WHAT YOU SHOULD DO →
Tally up how many lines in the listing below contain the string "trial", and give only the total.

════

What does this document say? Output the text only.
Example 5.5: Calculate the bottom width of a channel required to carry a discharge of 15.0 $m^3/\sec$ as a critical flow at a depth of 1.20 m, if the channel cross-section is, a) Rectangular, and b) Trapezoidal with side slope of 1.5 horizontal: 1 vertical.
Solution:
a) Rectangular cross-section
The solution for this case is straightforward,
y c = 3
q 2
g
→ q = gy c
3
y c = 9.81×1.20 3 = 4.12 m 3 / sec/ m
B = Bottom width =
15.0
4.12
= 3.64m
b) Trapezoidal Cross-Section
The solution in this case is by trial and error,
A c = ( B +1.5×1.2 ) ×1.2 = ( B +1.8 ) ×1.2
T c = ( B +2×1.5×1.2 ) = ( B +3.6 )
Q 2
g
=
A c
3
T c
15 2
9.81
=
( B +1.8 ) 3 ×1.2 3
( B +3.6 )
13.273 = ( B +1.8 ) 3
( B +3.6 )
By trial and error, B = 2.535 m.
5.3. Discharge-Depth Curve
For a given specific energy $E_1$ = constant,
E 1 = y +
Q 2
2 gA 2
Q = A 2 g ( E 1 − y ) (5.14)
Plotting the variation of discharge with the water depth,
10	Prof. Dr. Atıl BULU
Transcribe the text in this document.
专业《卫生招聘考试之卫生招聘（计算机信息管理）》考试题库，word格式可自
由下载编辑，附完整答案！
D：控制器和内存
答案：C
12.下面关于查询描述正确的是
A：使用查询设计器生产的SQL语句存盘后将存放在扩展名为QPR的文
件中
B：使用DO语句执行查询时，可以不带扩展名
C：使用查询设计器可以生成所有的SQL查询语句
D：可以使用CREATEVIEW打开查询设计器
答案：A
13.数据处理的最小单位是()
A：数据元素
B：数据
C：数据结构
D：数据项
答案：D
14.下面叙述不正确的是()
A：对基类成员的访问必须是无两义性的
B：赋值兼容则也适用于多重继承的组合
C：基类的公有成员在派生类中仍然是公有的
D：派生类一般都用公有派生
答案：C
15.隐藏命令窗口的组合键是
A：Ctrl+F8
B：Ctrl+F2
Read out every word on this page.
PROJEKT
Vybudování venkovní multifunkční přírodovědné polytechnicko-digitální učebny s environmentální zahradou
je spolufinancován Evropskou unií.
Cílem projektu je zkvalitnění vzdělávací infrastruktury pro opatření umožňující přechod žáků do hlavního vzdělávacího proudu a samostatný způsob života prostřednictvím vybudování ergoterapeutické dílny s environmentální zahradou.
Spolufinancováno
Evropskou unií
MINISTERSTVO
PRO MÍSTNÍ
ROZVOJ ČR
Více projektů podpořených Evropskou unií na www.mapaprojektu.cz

════

COMPLETE ANSWER →
2